== Stated task ==
Copy out every line of the records below word for word, changing nothing.

[Start Information shown]

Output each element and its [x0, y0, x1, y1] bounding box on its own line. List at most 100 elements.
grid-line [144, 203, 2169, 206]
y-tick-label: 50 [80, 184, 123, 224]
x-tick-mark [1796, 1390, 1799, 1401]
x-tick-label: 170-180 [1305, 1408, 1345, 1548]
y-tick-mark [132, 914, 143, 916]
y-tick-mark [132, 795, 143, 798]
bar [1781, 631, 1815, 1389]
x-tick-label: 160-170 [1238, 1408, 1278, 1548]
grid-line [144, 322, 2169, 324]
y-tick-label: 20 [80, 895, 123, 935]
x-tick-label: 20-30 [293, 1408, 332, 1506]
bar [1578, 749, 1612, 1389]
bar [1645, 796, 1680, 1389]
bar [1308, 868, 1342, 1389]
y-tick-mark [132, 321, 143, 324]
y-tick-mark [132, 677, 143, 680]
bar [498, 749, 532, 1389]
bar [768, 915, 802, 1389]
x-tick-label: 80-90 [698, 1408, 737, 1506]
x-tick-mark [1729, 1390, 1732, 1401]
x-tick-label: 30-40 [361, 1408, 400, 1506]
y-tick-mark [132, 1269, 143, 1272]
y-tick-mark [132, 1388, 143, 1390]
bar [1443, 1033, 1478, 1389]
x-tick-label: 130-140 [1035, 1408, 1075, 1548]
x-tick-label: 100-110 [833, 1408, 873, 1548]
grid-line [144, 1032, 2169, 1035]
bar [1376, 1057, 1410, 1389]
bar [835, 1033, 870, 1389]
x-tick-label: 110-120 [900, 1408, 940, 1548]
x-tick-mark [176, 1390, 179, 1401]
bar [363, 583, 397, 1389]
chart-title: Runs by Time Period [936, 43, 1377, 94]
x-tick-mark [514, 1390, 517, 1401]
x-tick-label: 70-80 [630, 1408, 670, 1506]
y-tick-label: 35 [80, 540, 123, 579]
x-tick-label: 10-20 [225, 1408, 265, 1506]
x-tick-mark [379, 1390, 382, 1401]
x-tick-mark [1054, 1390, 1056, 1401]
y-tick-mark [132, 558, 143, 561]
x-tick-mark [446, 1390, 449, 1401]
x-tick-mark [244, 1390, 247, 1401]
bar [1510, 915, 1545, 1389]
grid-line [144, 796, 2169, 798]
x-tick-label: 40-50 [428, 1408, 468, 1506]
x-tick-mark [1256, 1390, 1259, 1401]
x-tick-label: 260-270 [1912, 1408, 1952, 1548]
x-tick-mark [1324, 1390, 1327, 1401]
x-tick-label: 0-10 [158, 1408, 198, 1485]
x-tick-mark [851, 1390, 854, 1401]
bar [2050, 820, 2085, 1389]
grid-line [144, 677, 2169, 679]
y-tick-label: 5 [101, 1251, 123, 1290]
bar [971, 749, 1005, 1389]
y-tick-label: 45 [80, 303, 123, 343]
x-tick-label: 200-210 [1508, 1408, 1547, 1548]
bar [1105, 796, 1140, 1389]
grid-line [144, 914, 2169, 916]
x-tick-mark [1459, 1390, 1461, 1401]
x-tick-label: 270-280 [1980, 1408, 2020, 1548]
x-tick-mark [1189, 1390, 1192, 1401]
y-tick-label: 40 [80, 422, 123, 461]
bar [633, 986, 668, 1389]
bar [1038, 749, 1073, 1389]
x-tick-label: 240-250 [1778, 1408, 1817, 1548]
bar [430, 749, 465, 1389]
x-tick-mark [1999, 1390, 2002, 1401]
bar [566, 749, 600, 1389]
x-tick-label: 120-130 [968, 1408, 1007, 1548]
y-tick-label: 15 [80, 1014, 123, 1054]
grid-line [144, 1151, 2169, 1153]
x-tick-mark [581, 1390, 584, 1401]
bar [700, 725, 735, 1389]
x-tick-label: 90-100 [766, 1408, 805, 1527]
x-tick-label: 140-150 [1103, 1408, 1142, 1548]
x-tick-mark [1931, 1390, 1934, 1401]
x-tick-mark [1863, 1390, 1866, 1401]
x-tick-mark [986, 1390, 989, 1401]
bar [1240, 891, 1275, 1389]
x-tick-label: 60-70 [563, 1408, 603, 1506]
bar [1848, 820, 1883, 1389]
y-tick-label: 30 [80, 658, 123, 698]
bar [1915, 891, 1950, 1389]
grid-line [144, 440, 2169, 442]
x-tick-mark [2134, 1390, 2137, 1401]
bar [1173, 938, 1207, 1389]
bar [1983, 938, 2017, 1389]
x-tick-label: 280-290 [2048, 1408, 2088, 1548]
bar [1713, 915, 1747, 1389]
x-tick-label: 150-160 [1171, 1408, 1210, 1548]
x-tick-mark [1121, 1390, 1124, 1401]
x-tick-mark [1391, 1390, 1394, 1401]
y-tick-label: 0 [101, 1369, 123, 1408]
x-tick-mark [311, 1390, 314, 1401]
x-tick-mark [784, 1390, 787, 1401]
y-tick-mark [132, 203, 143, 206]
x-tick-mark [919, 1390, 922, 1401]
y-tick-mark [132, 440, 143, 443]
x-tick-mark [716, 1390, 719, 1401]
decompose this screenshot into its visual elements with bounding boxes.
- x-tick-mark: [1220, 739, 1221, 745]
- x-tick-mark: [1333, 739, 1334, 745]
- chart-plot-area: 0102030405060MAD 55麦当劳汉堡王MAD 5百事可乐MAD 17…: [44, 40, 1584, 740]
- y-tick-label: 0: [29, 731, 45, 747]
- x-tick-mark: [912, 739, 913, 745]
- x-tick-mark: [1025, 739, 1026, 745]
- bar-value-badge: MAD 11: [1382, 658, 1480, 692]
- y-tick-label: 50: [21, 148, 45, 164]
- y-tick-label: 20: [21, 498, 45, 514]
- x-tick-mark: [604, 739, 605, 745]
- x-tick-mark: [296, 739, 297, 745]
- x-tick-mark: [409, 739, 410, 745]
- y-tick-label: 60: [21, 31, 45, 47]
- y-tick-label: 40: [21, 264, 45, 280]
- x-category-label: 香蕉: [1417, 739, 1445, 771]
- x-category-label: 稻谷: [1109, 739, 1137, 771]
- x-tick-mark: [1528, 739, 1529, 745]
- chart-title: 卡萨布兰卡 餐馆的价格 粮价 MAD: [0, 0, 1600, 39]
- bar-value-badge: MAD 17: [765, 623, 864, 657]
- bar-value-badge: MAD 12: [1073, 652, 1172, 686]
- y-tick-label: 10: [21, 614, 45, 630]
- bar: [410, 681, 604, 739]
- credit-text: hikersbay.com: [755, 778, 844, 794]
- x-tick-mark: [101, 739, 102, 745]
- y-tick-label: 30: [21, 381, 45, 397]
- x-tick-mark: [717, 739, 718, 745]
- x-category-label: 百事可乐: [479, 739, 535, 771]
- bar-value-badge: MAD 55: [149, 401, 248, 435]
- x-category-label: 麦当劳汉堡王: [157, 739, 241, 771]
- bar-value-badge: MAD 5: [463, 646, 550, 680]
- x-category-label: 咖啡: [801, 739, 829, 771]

[End Information shown]

== Output of the exercise ==
Output each element and its [x0, y0, x1, y1] bounding box on its own line. List at most 100 elements.
grid-line [144, 203, 2169, 206]
y-tick-label: 50 [80, 184, 123, 224]
x-tick-mark [1796, 1390, 1799, 1401]
x-tick-label: 170-180 [1305, 1408, 1345, 1548]
y-tick-mark [132, 914, 143, 916]
y-tick-mark [132, 795, 143, 798]
bar [1781, 631, 1815, 1389]
x-tick-label: 160-170 [1238, 1408, 1278, 1548]
grid-line [144, 322, 2169, 324]
y-tick-label: 20 [80, 895, 123, 935]
x-tick-label: 20-30 [293, 1408, 332, 1506]
bar [1578, 749, 1612, 1389]
bar [1645, 796, 1680, 1389]
bar [1308, 868, 1342, 1389]
y-tick-mark [132, 321, 143, 324]
y-tick-mark [132, 677, 143, 680]
bar [498, 749, 532, 1389]
bar [768, 915, 802, 1389]
x-tick-label: 80-90 [698, 1408, 737, 1506]
x-tick-mark [1729, 1390, 1732, 1401]
x-tick-label: 30-40 [361, 1408, 400, 1506]
y-tick-mark [132, 1269, 143, 1272]
y-tick-mark [132, 1388, 143, 1390]
bar [1443, 1033, 1478, 1389]
x-tick-label: 130-140 [1035, 1408, 1075, 1548]
x-tick-label: 100-110 [833, 1408, 873, 1548]
grid-line [144, 1032, 2169, 1035]
bar [1376, 1057, 1410, 1389]
bar [835, 1033, 870, 1389]
x-tick-label: 110-120 [900, 1408, 940, 1548]
x-tick-mark [176, 1390, 179, 1401]
bar [363, 583, 397, 1389]
chart-title: Runs by Time Period [936, 43, 1377, 94]
x-tick-mark [514, 1390, 517, 1401]
x-tick-label: 70-80 [630, 1408, 670, 1506]
y-tick-label: 35 [80, 540, 123, 579]
x-tick-label: 10-20 [225, 1408, 265, 1506]
x-tick-mark [379, 1390, 382, 1401]
x-tick-mark [1054, 1390, 1056, 1401]
y-tick-mark [132, 558, 143, 561]
x-tick-mark [446, 1390, 449, 1401]
x-tick-mark [244, 1390, 247, 1401]
bar [1510, 915, 1545, 1389]
grid-line [144, 796, 2169, 798]
x-tick-label: 40-50 [428, 1408, 468, 1506]
x-tick-mark [1256, 1390, 1259, 1401]
x-tick-label: 260-270 [1912, 1408, 1952, 1548]
x-tick-mark [1324, 1390, 1327, 1401]
x-tick-label: 0-10 [158, 1408, 198, 1485]
x-tick-mark [851, 1390, 854, 1401]
bar [2050, 820, 2085, 1389]
grid-line [144, 677, 2169, 679]
y-tick-label: 5 [101, 1251, 123, 1290]
bar [971, 749, 1005, 1389]
y-tick-label: 45 [80, 303, 123, 343]
x-tick-label: 200-210 [1508, 1408, 1547, 1548]
bar [1105, 796, 1140, 1389]
grid-line [144, 914, 2169, 916]
x-tick-mark [1459, 1390, 1461, 1401]
x-tick-label: 270-280 [1980, 1408, 2020, 1548]
x-tick-mark [1189, 1390, 1192, 1401]
y-tick-label: 40 [80, 422, 123, 461]
bar [633, 986, 668, 1389]
bar [1038, 749, 1073, 1389]
x-tick-label: 240-250 [1778, 1408, 1817, 1548]
bar [430, 749, 465, 1389]
x-tick-mark [1999, 1390, 2002, 1401]
bar [566, 749, 600, 1389]
x-tick-label: 120-130 [968, 1408, 1007, 1548]
y-tick-label: 15 [80, 1014, 123, 1054]
grid-line [144, 1151, 2169, 1153]
x-tick-mark [581, 1390, 584, 1401]
bar [700, 725, 735, 1389]
x-tick-label: 90-100 [766, 1408, 805, 1527]
x-tick-label: 140-150 [1103, 1408, 1142, 1548]
x-tick-mark [1931, 1390, 1934, 1401]
x-tick-mark [1863, 1390, 1866, 1401]
x-tick-mark [986, 1390, 989, 1401]
bar [1240, 891, 1275, 1389]
x-tick-label: 60-70 [563, 1408, 603, 1506]
bar [1848, 820, 1883, 1389]
y-tick-label: 30 [80, 658, 123, 698]
bar [1915, 891, 1950, 1389]
grid-line [144, 440, 2169, 442]
x-tick-mark [2134, 1390, 2137, 1401]
bar [1173, 938, 1207, 1389]
bar [1983, 938, 2017, 1389]
x-tick-label: 280-290 [2048, 1408, 2088, 1548]
bar [1713, 915, 1747, 1389]
x-tick-label: 150-160 [1171, 1408, 1210, 1548]
x-tick-mark [1121, 1390, 1124, 1401]
x-tick-mark [1391, 1390, 1394, 1401]
y-tick-label: 0 [101, 1369, 123, 1408]
x-tick-mark [311, 1390, 314, 1401]
x-tick-mark [784, 1390, 787, 1401]
y-tick-mark [132, 203, 143, 206]
x-tick-mark [919, 1390, 922, 1401]
y-tick-mark [132, 440, 143, 443]
x-tick-mark [716, 1390, 719, 1401]
decompose this screenshot into its visual elements with bounding boxes.
- x-tick-mark: [1220, 739, 1221, 745]
- x-tick-mark: [1333, 739, 1334, 745]
- chart-plot-area: 0102030405060MAD 55麦当劳汉堡王MAD 5百事可乐MAD 17…: [44, 40, 1584, 740]
- y-tick-label: 0: [29, 731, 45, 747]
- x-tick-mark: [912, 739, 913, 745]
- x-tick-mark: [1025, 739, 1026, 745]
- bar-value-badge: MAD 11: [1382, 658, 1480, 692]
- y-tick-label: 50: [21, 148, 45, 164]
- y-tick-label: 20: [21, 498, 45, 514]
- x-tick-mark: [604, 739, 605, 745]
- x-tick-mark: [296, 739, 297, 745]
- x-tick-mark: [409, 739, 410, 745]
- y-tick-label: 60: [21, 31, 45, 47]
- y-tick-label: 40: [21, 264, 45, 280]
- x-category-label: 香蕉: [1417, 739, 1445, 771]
- x-category-label: 稻谷: [1109, 739, 1137, 771]
- x-tick-mark: [1528, 739, 1529, 745]
- chart-title: 卡萨布兰卡 餐馆的价格 粮价 MAD: [0, 0, 1600, 39]
- bar-value-badge: MAD 17: [765, 623, 864, 657]
- bar-value-badge: MAD 12: [1073, 652, 1172, 686]
- y-tick-label: 10: [21, 614, 45, 630]
- bar: [410, 681, 604, 739]
- credit-text: hikersbay.com: [755, 778, 844, 794]
- x-tick-mark: [101, 739, 102, 745]
- y-tick-label: 30: [21, 381, 45, 397]
- x-tick-mark: [717, 739, 718, 745]
- x-category-label: 百事可乐: [479, 739, 535, 771]
- bar-value-badge: MAD 55: [149, 401, 248, 435]
- x-category-label: 麦当劳汉堡王: [157, 739, 241, 771]
- bar-value-badge: MAD 5: [463, 646, 550, 680]
- x-category-label: 咖啡: [801, 739, 829, 771]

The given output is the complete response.